SUPPLIED RECORDS:

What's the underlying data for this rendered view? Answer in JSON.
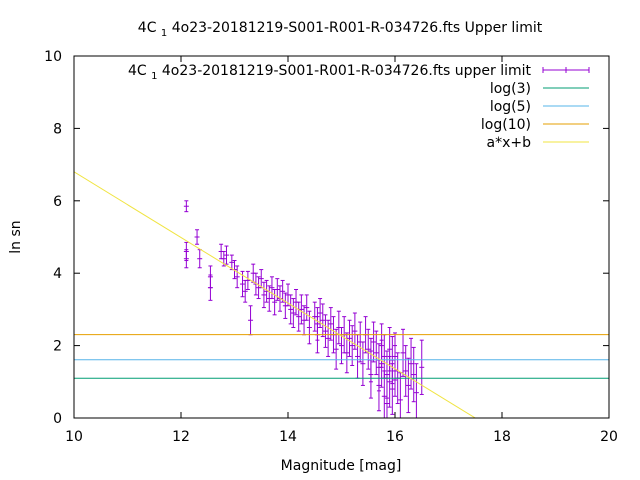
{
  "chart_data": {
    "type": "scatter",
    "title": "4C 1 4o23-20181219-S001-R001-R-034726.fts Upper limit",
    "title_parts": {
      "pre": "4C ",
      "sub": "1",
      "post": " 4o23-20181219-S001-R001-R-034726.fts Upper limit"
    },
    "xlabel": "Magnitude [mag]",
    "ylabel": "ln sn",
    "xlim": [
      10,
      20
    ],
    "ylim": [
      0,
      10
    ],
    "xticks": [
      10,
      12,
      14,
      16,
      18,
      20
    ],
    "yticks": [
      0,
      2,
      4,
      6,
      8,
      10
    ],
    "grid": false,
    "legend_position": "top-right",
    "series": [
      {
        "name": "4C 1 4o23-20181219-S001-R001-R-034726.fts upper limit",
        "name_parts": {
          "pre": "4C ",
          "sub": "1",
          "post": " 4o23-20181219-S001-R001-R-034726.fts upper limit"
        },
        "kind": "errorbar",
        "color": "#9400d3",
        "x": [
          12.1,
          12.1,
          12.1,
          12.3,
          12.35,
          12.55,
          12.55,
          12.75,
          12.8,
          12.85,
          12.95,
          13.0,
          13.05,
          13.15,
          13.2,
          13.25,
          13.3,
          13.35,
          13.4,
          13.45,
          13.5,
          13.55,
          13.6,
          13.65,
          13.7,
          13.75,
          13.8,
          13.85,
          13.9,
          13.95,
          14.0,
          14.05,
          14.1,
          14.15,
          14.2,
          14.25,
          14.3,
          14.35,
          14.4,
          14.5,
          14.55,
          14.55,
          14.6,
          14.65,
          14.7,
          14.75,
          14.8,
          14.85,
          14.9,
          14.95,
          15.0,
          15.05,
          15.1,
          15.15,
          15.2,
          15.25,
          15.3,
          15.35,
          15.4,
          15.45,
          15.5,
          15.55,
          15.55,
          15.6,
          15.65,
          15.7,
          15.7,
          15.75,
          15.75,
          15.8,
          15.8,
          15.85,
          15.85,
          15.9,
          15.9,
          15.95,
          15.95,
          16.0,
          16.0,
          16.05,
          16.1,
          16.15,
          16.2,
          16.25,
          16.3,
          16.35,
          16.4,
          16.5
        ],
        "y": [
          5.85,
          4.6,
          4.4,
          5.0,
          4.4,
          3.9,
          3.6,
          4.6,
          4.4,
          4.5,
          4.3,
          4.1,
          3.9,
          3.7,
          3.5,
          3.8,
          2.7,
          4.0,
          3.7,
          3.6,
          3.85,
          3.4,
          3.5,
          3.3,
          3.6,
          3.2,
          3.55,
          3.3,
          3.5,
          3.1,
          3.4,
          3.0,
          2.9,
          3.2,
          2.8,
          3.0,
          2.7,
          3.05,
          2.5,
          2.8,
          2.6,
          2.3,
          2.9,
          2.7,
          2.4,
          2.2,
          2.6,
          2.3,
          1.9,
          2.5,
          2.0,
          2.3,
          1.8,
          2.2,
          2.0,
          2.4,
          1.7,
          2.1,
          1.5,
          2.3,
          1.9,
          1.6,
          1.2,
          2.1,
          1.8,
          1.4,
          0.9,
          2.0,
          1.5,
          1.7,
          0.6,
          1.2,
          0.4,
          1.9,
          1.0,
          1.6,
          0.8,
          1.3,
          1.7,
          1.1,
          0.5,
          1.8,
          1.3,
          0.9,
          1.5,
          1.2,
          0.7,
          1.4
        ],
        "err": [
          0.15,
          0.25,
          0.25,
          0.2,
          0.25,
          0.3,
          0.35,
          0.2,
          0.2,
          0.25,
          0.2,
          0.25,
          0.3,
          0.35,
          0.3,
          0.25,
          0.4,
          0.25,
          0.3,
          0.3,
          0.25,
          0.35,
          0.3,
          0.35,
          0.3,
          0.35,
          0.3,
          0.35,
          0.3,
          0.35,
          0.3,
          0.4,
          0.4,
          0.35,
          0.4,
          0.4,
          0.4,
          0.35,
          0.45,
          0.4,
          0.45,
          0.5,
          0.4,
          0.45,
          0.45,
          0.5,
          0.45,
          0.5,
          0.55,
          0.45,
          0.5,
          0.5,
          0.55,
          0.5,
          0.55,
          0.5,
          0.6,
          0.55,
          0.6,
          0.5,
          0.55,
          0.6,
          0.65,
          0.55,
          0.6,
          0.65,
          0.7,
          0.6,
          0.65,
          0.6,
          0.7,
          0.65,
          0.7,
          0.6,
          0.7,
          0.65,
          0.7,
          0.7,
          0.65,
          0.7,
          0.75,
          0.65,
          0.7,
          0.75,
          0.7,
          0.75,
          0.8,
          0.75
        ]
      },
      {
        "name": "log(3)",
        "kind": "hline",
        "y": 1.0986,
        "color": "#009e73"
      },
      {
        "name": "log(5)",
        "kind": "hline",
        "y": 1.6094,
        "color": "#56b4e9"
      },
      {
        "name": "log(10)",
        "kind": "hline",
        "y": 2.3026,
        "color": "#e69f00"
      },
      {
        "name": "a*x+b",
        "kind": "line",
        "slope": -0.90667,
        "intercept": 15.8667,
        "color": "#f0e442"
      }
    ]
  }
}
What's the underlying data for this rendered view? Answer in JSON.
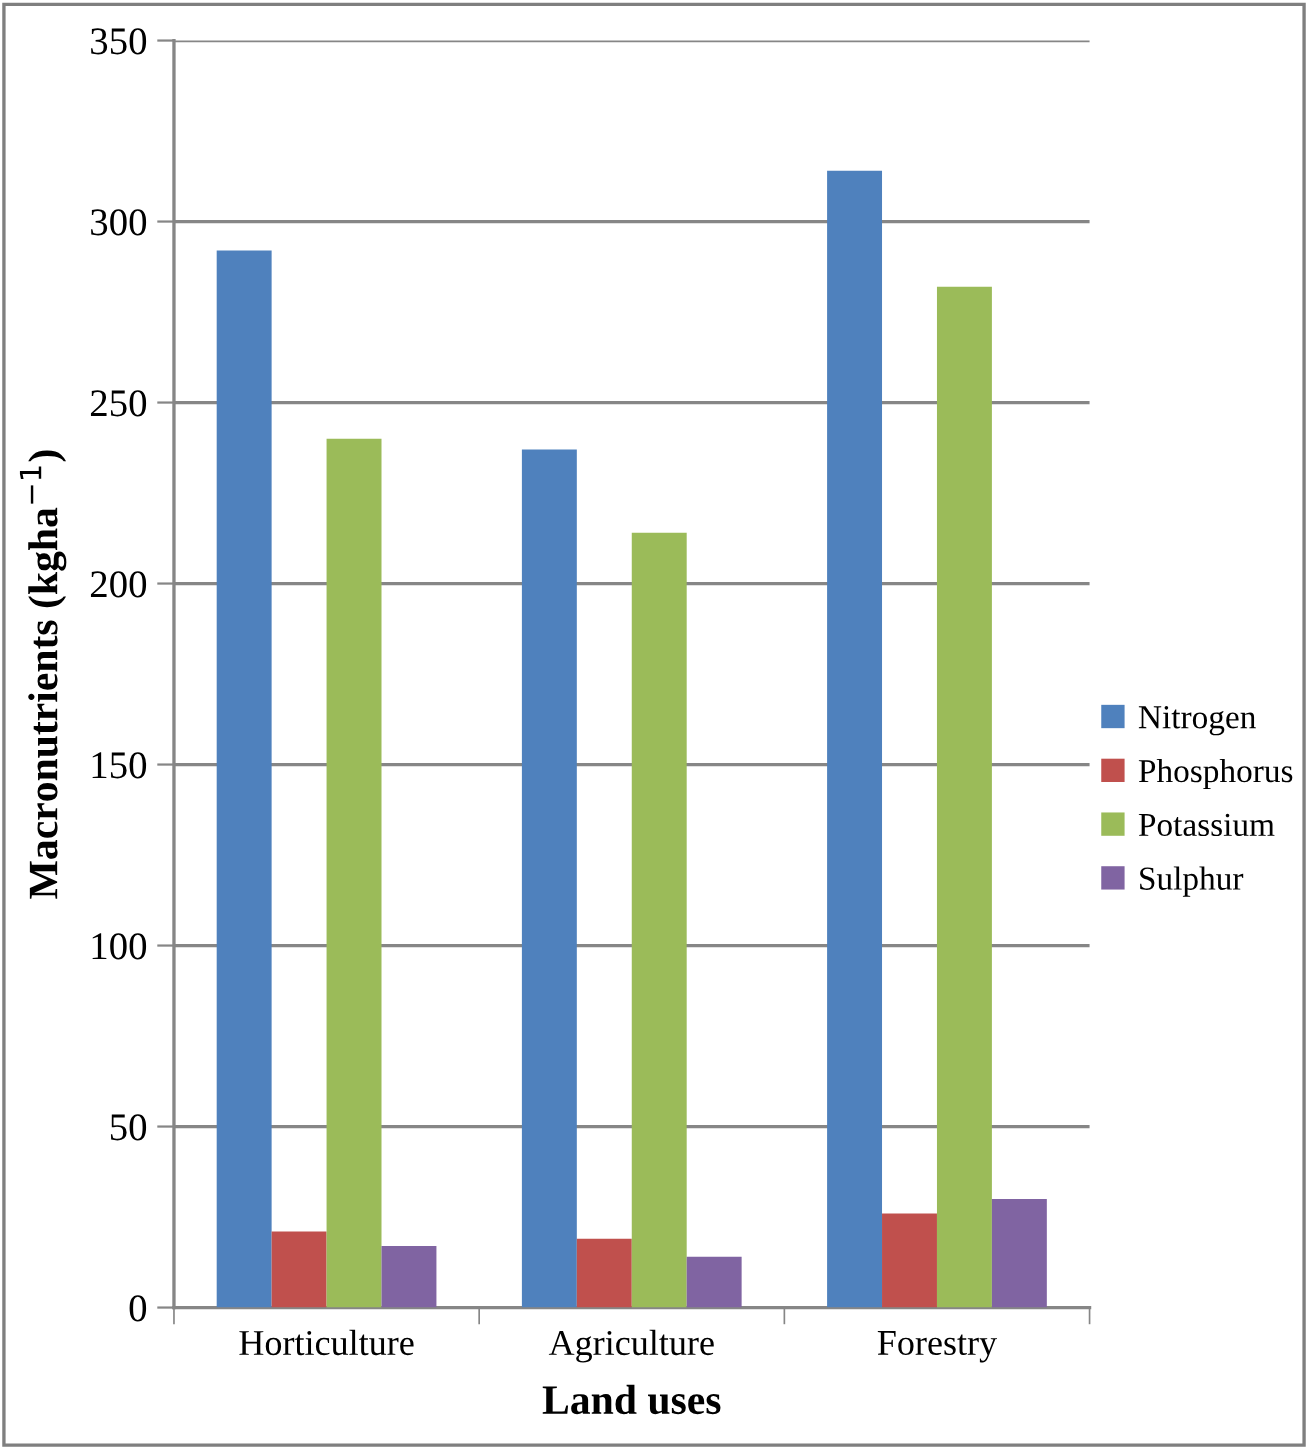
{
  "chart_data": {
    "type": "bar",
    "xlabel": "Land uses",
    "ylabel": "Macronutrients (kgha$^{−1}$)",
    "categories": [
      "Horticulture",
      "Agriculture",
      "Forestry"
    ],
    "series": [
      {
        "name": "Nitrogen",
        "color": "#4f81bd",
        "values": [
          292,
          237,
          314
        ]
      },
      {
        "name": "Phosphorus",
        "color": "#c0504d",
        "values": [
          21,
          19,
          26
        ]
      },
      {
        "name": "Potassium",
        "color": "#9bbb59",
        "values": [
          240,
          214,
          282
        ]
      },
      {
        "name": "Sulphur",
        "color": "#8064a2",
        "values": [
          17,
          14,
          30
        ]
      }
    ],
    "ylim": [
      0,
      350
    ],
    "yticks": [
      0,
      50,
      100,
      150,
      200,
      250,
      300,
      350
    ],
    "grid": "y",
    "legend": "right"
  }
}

--

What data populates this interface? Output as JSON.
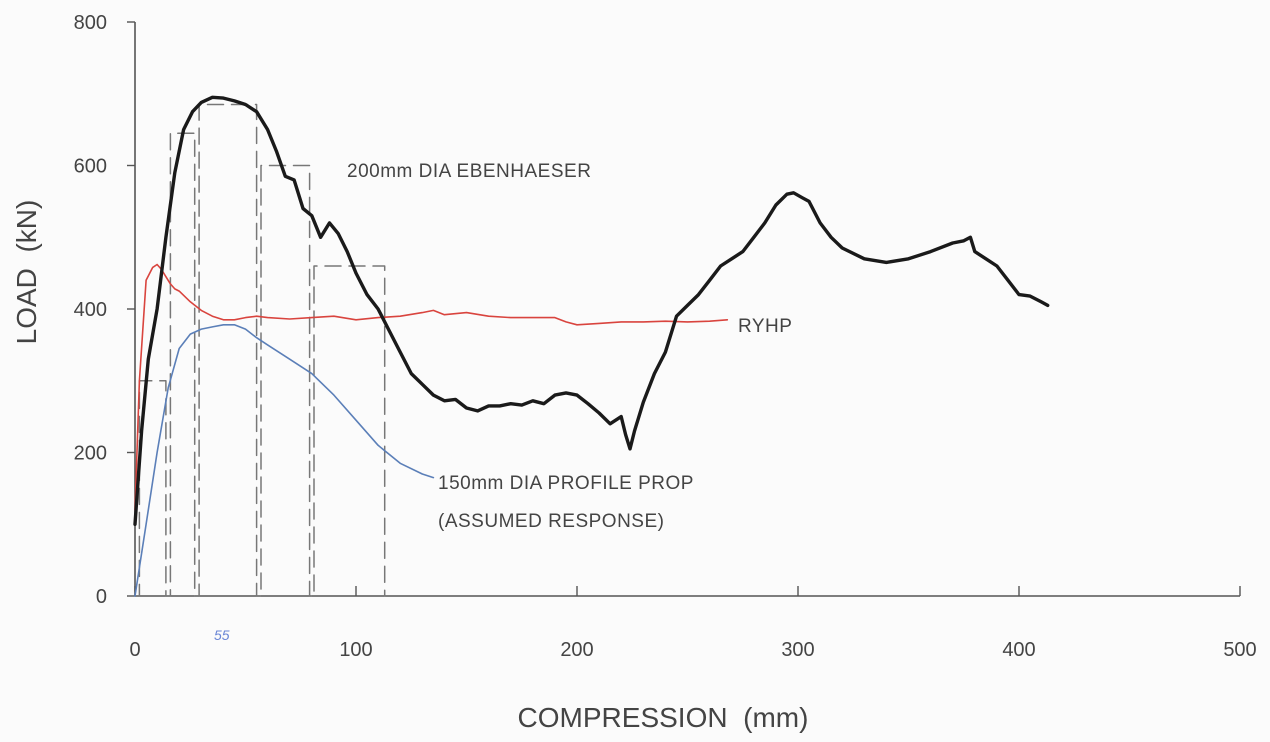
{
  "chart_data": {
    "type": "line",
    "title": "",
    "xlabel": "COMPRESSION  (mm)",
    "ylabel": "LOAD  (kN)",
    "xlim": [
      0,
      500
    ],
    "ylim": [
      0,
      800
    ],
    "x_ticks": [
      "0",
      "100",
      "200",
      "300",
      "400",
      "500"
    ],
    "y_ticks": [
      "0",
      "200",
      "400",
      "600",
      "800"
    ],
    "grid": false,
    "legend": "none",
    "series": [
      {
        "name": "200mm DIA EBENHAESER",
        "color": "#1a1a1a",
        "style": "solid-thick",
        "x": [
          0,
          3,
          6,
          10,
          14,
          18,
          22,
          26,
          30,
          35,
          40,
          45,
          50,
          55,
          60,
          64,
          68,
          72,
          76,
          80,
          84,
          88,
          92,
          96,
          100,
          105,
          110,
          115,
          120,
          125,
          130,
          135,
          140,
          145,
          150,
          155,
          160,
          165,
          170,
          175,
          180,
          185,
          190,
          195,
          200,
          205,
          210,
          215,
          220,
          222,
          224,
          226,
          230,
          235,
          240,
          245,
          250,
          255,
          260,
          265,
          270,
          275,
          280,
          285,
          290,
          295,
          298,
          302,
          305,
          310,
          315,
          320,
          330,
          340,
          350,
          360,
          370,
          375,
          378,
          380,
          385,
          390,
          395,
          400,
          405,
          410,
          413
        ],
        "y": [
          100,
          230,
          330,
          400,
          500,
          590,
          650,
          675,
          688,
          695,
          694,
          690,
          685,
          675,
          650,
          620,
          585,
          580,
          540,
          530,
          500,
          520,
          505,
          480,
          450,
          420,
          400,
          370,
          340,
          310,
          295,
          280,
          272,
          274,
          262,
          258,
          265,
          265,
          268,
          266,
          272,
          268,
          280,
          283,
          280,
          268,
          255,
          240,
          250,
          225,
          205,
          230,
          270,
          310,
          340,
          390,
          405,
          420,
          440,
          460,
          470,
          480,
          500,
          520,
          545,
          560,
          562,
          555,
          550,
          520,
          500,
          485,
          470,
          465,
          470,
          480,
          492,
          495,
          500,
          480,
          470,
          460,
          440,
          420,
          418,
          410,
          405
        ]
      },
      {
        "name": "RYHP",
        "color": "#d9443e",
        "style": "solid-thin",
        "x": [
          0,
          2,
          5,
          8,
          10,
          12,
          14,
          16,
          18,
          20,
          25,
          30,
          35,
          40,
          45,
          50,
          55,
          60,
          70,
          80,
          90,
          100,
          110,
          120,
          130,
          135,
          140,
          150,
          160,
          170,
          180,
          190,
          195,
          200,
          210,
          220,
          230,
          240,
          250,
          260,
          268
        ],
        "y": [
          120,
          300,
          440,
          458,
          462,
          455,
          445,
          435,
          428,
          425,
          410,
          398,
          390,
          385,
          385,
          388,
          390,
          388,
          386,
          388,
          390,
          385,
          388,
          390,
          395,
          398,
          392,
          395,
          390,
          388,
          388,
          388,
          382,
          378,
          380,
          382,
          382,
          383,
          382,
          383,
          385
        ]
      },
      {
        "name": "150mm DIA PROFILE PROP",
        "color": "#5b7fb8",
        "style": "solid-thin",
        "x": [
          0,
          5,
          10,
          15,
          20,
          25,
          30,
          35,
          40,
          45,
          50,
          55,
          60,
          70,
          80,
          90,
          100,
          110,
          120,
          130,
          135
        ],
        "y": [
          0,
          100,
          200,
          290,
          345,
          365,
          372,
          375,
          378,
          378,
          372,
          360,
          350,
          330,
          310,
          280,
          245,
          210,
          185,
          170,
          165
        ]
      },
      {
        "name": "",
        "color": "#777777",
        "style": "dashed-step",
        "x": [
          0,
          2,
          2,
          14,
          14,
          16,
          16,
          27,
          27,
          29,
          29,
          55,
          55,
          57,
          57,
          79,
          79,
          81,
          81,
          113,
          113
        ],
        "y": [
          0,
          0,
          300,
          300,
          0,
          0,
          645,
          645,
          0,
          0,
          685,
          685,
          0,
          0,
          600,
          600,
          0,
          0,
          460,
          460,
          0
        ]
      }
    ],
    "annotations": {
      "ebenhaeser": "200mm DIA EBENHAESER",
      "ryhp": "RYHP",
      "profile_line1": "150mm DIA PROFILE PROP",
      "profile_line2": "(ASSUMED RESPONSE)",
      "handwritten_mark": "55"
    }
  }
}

* * *

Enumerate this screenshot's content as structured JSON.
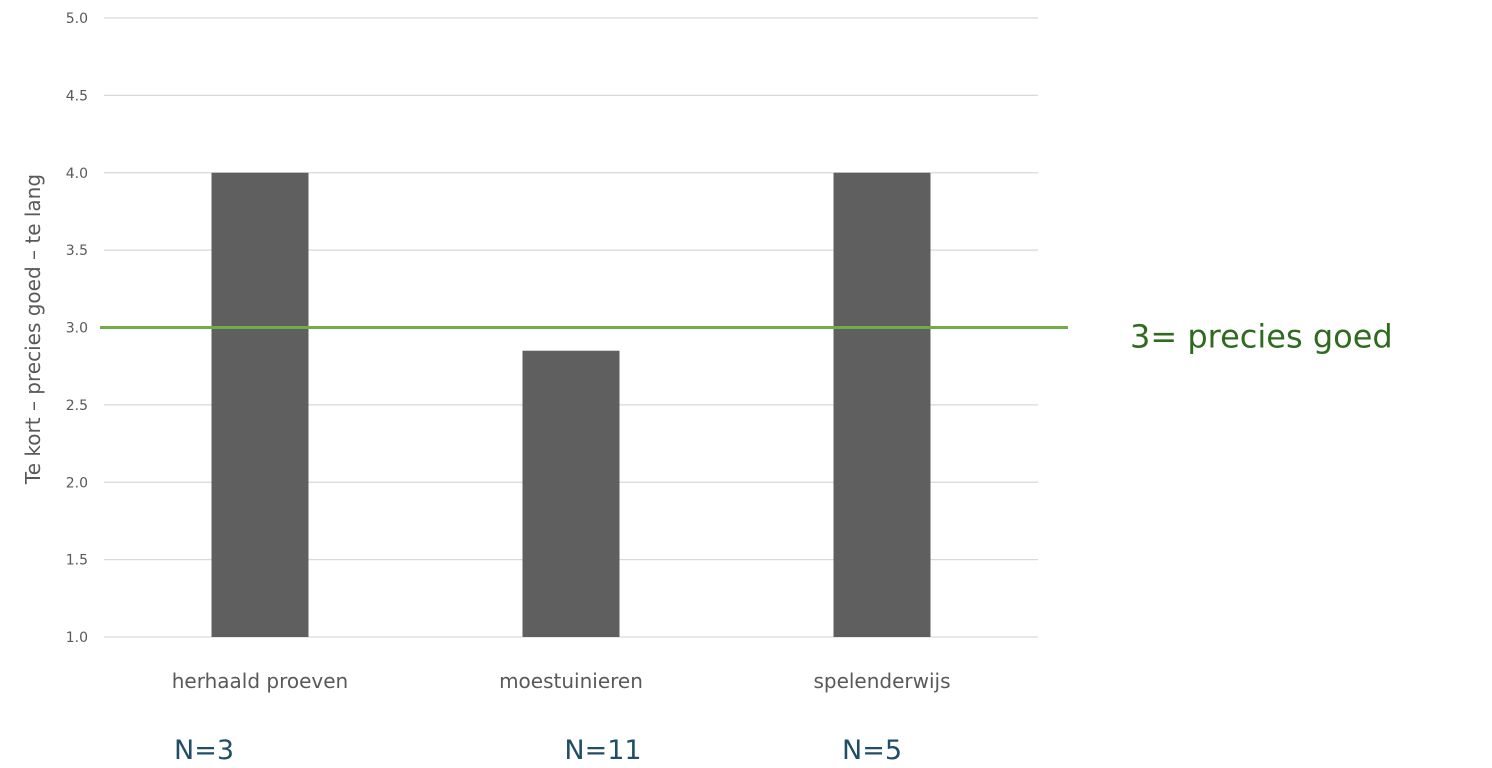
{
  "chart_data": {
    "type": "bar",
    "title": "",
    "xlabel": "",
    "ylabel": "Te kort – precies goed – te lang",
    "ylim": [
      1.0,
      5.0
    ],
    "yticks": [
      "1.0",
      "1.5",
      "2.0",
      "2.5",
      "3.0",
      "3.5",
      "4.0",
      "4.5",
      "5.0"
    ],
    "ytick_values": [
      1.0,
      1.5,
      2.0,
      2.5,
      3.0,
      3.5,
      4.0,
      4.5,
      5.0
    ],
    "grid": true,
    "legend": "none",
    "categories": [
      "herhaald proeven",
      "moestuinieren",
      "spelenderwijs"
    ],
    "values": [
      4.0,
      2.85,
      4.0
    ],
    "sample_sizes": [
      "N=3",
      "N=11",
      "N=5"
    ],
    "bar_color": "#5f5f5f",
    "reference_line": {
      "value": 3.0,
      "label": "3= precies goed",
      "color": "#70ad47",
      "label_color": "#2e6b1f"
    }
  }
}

WHAT TO DO:
State the number of lines in these entries that include the string "style". Provide nothing beyond that number.

EXPECTED OUTPUT:
4